§ Records for the task
######

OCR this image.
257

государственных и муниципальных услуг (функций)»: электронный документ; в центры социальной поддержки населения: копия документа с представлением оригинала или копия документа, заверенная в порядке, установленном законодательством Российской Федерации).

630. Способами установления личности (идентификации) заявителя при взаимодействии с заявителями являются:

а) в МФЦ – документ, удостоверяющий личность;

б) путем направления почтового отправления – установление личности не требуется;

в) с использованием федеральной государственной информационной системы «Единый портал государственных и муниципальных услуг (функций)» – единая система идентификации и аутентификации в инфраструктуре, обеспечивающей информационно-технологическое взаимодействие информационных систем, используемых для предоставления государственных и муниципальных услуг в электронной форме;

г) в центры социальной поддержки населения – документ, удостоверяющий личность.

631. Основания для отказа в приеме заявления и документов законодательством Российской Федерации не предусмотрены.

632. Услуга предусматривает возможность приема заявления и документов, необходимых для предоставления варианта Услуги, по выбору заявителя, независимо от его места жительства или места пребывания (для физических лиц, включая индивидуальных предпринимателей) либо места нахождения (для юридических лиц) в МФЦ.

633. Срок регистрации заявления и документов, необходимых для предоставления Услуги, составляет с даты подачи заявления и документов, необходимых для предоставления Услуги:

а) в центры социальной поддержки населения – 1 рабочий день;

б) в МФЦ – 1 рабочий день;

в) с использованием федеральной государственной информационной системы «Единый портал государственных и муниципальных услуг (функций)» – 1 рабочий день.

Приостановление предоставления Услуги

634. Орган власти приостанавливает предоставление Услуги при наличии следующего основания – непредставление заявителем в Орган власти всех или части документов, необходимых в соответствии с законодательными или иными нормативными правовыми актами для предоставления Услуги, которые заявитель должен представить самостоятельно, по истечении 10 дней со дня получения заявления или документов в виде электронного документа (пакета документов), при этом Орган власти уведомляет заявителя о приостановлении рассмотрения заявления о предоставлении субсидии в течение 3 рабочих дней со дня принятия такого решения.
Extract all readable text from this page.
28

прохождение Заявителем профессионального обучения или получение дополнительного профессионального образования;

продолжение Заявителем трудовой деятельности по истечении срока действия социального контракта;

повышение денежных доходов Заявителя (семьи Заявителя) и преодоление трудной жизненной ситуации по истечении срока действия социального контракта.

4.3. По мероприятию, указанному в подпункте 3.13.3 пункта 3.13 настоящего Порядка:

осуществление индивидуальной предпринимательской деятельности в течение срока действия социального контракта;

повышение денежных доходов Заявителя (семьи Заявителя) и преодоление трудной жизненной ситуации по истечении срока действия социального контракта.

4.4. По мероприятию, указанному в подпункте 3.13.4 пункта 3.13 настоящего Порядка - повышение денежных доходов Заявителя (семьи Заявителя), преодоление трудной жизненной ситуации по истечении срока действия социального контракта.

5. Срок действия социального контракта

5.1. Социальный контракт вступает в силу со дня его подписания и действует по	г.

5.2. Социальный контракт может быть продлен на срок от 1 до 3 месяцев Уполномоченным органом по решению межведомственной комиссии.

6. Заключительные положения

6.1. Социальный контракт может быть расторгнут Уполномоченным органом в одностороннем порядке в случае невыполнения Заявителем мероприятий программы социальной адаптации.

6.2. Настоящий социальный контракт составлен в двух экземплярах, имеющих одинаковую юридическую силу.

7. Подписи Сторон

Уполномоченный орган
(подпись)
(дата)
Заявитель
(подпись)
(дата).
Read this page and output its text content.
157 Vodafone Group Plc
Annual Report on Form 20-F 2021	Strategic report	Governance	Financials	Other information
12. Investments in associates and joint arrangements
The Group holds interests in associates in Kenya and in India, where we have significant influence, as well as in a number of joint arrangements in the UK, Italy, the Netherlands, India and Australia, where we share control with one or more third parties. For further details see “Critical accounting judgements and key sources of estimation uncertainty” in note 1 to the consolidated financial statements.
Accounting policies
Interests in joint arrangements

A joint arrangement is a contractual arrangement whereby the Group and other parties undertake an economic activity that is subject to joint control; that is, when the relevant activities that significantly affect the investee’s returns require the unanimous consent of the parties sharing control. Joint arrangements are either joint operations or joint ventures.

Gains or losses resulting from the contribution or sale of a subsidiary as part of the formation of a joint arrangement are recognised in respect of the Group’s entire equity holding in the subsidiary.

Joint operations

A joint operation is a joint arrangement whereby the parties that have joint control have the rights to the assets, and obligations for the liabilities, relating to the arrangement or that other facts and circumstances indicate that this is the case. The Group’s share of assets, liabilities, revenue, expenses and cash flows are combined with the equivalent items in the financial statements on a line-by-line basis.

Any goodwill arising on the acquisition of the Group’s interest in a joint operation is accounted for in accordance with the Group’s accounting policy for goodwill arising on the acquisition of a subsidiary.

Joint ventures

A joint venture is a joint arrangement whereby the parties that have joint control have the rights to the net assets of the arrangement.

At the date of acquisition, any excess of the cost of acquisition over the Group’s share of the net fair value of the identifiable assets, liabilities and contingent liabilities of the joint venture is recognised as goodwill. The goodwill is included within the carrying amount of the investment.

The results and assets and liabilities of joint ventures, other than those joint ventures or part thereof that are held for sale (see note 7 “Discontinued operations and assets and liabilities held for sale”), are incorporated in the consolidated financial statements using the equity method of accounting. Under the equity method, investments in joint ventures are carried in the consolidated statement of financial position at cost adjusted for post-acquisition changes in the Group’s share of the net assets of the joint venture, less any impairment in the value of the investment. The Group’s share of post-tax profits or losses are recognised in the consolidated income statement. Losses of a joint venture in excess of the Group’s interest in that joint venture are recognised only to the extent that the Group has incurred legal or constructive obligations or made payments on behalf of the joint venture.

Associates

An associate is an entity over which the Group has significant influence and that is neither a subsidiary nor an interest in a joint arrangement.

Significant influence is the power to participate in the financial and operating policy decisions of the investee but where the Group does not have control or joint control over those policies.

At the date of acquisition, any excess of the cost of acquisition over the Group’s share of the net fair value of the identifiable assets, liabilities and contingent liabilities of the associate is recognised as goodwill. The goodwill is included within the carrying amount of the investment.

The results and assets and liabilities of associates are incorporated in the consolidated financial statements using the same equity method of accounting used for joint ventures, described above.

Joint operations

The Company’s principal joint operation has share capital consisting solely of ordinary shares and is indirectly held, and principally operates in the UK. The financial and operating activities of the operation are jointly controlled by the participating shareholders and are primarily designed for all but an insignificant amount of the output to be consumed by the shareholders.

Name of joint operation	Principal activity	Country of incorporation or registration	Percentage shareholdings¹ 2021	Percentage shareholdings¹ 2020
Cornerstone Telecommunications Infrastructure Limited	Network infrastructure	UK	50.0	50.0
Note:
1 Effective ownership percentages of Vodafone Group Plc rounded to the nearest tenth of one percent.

######

§ Stated goal
Which lines above contain "настоящего"? Show each of them.

§ Exercise result
4.3. По мероприятию, указанному в подпункте 3.13.3 пункта 3.13 настоящего Порядка:
4.4. По мероприятию, указанному в подпункте 3.13.4 пункта 3.13 настоящего Порядка - повышение денежных доходов Заявителя (семьи Заявителя), преодоление трудной жизненной ситуации по истечении срока действия социального контракта.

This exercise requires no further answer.